- _What the task requires_:
Each record below should be repeated precisely as written.

-- Start Task inputs --

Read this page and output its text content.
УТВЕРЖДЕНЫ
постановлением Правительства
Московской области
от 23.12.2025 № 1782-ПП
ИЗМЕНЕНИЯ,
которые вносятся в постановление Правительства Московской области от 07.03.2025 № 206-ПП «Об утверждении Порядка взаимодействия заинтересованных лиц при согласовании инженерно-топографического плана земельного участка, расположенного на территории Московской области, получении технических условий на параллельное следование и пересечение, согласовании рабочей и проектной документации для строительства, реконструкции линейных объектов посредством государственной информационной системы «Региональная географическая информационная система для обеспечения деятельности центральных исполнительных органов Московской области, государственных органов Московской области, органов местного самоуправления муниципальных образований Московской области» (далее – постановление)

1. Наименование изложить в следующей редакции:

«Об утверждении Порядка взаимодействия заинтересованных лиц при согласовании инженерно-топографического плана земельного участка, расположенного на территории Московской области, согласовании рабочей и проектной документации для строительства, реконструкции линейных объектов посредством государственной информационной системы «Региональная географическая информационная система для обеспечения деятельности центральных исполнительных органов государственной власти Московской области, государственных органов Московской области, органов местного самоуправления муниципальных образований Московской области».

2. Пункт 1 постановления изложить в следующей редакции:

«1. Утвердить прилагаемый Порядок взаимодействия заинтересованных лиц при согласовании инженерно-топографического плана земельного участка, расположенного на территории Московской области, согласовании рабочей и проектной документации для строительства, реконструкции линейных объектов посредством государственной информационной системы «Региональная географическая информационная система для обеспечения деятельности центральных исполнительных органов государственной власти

-- End Task inputs --

- _Task answer_:
Read this page and output its text content.
УТВЕРЖДЕНЫ
постановлением Правительства
Московской области
от 23.12.2025 № 1782-ПП
ИЗМЕНЕНИЯ,
которые вносятся в постановление Правительства Московской области от 07.03.2025 № 206-ПП «Об утверждении Порядка взаимодействия заинтересованных лиц при согласовании инженерно-топографического плана земельного участка, расположенного на территории Московской области, получении технических условий на параллельное следование и пересечение, согласовании рабочей и проектной документации для строительства, реконструкции линейных объектов посредством государственной информационной системы «Региональная географическая информационная система для обеспечения деятельности центральных исполнительных органов Московской области, государственных органов Московской области, органов местного самоуправления муниципальных образований Московской области» (далее – постановление)

1. Наименование изложить в следующей редакции:

«Об утверждении Порядка взаимодействия заинтересованных лиц при согласовании инженерно-топографического плана земельного участка, расположенного на территории Московской области, согласовании рабочей и проектной документации для строительства, реконструкции линейных объектов посредством государственной информационной системы «Региональная географическая информационная система для обеспечения деятельности центральных исполнительных органов государственной власти Московской области, государственных органов Московской области, органов местного самоуправления муниципальных образований Московской области».

2. Пункт 1 постановления изложить в следующей редакции:

«1. Утвердить прилагаемый Порядок взаимодействия заинтересованных лиц при согласовании инженерно-топографического плана земельного участка, расположенного на территории Московской области, согласовании рабочей и проектной документации для строительства, реконструкции линейных объектов посредством государственной информационной системы «Региональная географическая информационная система для обеспечения деятельности центральных исполнительных органов государственной власти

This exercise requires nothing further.